=== Prompt ===
Quote every line below exactly as it reads.

• • • • •

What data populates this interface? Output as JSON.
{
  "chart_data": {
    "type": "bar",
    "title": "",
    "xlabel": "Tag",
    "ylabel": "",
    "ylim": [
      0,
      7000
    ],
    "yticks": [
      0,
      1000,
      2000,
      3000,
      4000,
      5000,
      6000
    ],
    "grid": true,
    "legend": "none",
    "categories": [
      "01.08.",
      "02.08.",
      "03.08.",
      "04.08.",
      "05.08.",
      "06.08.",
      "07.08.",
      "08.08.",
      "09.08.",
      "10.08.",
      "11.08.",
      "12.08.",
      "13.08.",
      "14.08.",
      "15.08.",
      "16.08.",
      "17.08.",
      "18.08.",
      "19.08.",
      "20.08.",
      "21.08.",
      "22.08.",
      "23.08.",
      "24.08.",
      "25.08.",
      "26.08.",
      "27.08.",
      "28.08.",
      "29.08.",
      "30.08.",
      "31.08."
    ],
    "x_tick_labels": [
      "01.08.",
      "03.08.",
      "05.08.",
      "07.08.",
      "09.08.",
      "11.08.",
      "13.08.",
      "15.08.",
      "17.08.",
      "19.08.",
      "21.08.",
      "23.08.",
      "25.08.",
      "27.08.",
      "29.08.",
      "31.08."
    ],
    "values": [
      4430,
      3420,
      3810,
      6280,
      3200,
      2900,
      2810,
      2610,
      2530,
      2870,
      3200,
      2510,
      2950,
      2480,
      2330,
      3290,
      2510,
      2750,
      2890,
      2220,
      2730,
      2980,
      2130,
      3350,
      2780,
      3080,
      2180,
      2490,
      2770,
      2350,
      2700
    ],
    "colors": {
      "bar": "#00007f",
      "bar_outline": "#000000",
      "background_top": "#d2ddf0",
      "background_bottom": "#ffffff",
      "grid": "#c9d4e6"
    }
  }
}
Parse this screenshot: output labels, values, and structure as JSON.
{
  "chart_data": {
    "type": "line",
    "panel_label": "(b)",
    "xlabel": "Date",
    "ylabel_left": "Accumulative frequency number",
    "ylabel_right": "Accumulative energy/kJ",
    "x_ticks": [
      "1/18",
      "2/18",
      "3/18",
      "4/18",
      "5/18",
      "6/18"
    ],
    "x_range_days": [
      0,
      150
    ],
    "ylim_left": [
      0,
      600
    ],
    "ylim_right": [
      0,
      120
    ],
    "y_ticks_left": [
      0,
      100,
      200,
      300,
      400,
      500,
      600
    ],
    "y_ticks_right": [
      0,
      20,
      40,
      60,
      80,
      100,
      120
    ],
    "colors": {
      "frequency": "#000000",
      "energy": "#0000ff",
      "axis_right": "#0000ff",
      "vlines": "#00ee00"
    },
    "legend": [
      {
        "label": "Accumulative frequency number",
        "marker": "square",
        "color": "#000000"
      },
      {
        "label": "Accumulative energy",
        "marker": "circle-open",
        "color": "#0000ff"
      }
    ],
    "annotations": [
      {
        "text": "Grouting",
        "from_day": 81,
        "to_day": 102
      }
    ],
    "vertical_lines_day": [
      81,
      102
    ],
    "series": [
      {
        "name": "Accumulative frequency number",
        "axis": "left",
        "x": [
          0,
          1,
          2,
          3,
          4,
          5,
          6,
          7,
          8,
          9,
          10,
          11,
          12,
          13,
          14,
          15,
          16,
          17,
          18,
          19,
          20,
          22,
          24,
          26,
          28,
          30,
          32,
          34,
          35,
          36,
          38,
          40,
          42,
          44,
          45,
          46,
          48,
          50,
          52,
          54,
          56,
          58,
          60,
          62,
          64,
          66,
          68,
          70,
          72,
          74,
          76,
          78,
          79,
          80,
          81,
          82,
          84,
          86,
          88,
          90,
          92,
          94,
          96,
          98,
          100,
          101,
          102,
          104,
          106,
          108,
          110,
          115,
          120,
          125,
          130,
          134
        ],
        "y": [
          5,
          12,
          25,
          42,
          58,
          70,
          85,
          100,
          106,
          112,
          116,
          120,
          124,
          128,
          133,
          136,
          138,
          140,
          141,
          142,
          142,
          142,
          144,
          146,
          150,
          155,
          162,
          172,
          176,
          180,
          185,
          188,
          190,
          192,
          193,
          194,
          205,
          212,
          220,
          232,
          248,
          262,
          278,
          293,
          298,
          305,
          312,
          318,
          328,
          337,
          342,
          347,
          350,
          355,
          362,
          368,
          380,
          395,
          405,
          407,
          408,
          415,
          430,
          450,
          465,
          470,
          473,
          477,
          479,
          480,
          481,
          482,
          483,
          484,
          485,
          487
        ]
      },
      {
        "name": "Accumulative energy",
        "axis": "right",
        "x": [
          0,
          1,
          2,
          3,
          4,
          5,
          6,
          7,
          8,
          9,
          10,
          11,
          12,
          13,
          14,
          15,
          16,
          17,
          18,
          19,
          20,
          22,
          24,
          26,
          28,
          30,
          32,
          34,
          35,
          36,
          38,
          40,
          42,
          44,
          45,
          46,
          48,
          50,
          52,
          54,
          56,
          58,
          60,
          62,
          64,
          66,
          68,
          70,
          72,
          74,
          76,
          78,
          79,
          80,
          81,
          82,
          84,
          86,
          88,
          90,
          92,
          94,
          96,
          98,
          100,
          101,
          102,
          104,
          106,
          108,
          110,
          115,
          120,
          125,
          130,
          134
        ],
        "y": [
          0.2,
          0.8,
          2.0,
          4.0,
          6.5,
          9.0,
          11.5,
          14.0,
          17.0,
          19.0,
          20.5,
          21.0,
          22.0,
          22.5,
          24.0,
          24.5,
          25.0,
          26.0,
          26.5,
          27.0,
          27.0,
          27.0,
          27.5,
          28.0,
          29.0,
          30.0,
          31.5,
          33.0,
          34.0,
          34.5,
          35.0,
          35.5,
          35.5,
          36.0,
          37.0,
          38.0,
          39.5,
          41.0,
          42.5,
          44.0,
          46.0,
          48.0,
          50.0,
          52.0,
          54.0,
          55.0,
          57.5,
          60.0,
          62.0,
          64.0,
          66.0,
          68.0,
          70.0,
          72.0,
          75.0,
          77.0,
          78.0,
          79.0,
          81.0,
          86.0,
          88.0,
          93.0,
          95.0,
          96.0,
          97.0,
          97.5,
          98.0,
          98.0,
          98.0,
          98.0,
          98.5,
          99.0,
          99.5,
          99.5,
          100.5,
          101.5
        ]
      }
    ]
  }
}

• • • • •

=== Result ===
What data populates this interface? Output as JSON.
{
  "chart_data": {
    "type": "bar",
    "title": "",
    "xlabel": "Tag",
    "ylabel": "",
    "ylim": [
      0,
      7000
    ],
    "yticks": [
      0,
      1000,
      2000,
      3000,
      4000,
      5000,
      6000
    ],
    "grid": true,
    "legend": "none",
    "categories": [
      "01.08.",
      "02.08.",
      "03.08.",
      "04.08.",
      "05.08.",
      "06.08.",
      "07.08.",
      "08.08.",
      "09.08.",
      "10.08.",
      "11.08.",
      "12.08.",
      "13.08.",
      "14.08.",
      "15.08.",
      "16.08.",
      "17.08.",
      "18.08.",
      "19.08.",
      "20.08.",
      "21.08.",
      "22.08.",
      "23.08.",
      "24.08.",
      "25.08.",
      "26.08.",
      "27.08.",
      "28.08.",
      "29.08.",
      "30.08.",
      "31.08."
    ],
    "x_tick_labels": [
      "01.08.",
      "03.08.",
      "05.08.",
      "07.08.",
      "09.08.",
      "11.08.",
      "13.08.",
      "15.08.",
      "17.08.",
      "19.08.",
      "21.08.",
      "23.08.",
      "25.08.",
      "27.08.",
      "29.08.",
      "31.08."
    ],
    "values": [
      4430,
      3420,
      3810,
      6280,
      3200,
      2900,
      2810,
      2610,
      2530,
      2870,
      3200,
      2510,
      2950,
      2480,
      2330,
      3290,
      2510,
      2750,
      2890,
      2220,
      2730,
      2980,
      2130,
      3350,
      2780,
      3080,
      2180,
      2490,
      2770,
      2350,
      2700
    ],
    "colors": {
      "bar": "#00007f",
      "bar_outline": "#000000",
      "background_top": "#d2ddf0",
      "background_bottom": "#ffffff",
      "grid": "#c9d4e6"
    }
  }
}
Parse this screenshot: output labels, values, and structure as JSON.
{
  "chart_data": {
    "type": "line",
    "panel_label": "(b)",
    "xlabel": "Date",
    "ylabel_left": "Accumulative frequency number",
    "ylabel_right": "Accumulative energy/kJ",
    "x_ticks": [
      "1/18",
      "2/18",
      "3/18",
      "4/18",
      "5/18",
      "6/18"
    ],
    "x_range_days": [
      0,
      150
    ],
    "ylim_left": [
      0,
      600
    ],
    "ylim_right": [
      0,
      120
    ],
    "y_ticks_left": [
      0,
      100,
      200,
      300,
      400,
      500,
      600
    ],
    "y_ticks_right": [
      0,
      20,
      40,
      60,
      80,
      100,
      120
    ],
    "colors": {
      "frequency": "#000000",
      "energy": "#0000ff",
      "axis_right": "#0000ff",
      "vlines": "#00ee00"
    },
    "legend": [
      {
        "label": "Accumulative frequency number",
        "marker": "square",
        "color": "#000000"
      },
      {
        "label": "Accumulative energy",
        "marker": "circle-open",
        "color": "#0000ff"
      }
    ],
    "annotations": [
      {
        "text": "Grouting",
        "from_day": 81,
        "to_day": 102
      }
    ],
    "vertical_lines_day": [
      81,
      102
    ],
    "series": [
      {
        "name": "Accumulative frequency number",
        "axis": "left",
        "x": [
          0,
          1,
          2,
          3,
          4,
          5,
          6,
          7,
          8,
          9,
          10,
          11,
          12,
          13,
          14,
          15,
          16,
          17,
          18,
          19,
          20,
          22,
          24,
          26,
          28,
          30,
          32,
          34,
          35,
          36,
          38,
          40,
          42,
          44,
          45,
          46,
          48,
          50,
          52,
          54,
          56,
          58,
          60,
          62,
          64,
          66,
          68,
          70,
          72,
          74,
          76,
          78,
          79,
          80,
          81,
          82,
          84,
          86,
          88,
          90,
          92,
          94,
          96,
          98,
          100,
          101,
          102,
          104,
          106,
          108,
          110,
          115,
          120,
          125,
          130,
          134
        ],
        "y": [
          5,
          12,
          25,
          42,
          58,
          70,
          85,
          100,
          106,
          112,
          116,
          120,
          124,
          128,
          133,
          136,
          138,
          140,
          141,
          142,
          142,
          142,
          144,
          146,
          150,
          155,
          162,
          172,
          176,
          180,
          185,
          188,
          190,
          192,
          193,
          194,
          205,
          212,
          220,
          232,
          248,
          262,
          278,
          293,
          298,
          305,
          312,
          318,
          328,
          337,
          342,
          347,
          350,
          355,
          362,
          368,
          380,
          395,
          405,
          407,
          408,
          415,
          430,
          450,
          465,
          470,
          473,
          477,
          479,
          480,
          481,
          482,
          483,
          484,
          485,
          487
        ]
      },
      {
        "name": "Accumulative energy",
        "axis": "right",
        "x": [
          0,
          1,
          2,
          3,
          4,
          5,
          6,
          7,
          8,
          9,
          10,
          11,
          12,
          13,
          14,
          15,
          16,
          17,
          18,
          19,
          20,
          22,
          24,
          26,
          28,
          30,
          32,
          34,
          35,
          36,
          38,
          40,
          42,
          44,
          45,
          46,
          48,
          50,
          52,
          54,
          56,
          58,
          60,
          62,
          64,
          66,
          68,
          70,
          72,
          74,
          76,
          78,
          79,
          80,
          81,
          82,
          84,
          86,
          88,
          90,
          92,
          94,
          96,
          98,
          100,
          101,
          102,
          104,
          106,
          108,
          110,
          115,
          120,
          125,
          130,
          134
        ],
        "y": [
          0.2,
          0.8,
          2.0,
          4.0,
          6.5,
          9.0,
          11.5,
          14.0,
          17.0,
          19.0,
          20.5,
          21.0,
          22.0,
          22.5,
          24.0,
          24.5,
          25.0,
          26.0,
          26.5,
          27.0,
          27.0,
          27.0,
          27.5,
          28.0,
          29.0,
          30.0,
          31.5,
          33.0,
          34.0,
          34.5,
          35.0,
          35.5,
          35.5,
          36.0,
          37.0,
          38.0,
          39.5,
          41.0,
          42.5,
          44.0,
          46.0,
          48.0,
          50.0,
          52.0,
          54.0,
          55.0,
          57.5,
          60.0,
          62.0,
          64.0,
          66.0,
          68.0,
          70.0,
          72.0,
          75.0,
          77.0,
          78.0,
          79.0,
          81.0,
          86.0,
          88.0,
          93.0,
          95.0,
          96.0,
          97.0,
          97.5,
          98.0,
          98.0,
          98.0,
          98.0,
          98.5,
          99.0,
          99.5,
          99.5,
          100.5,
          101.5
        ]
      }
    ]
  }
}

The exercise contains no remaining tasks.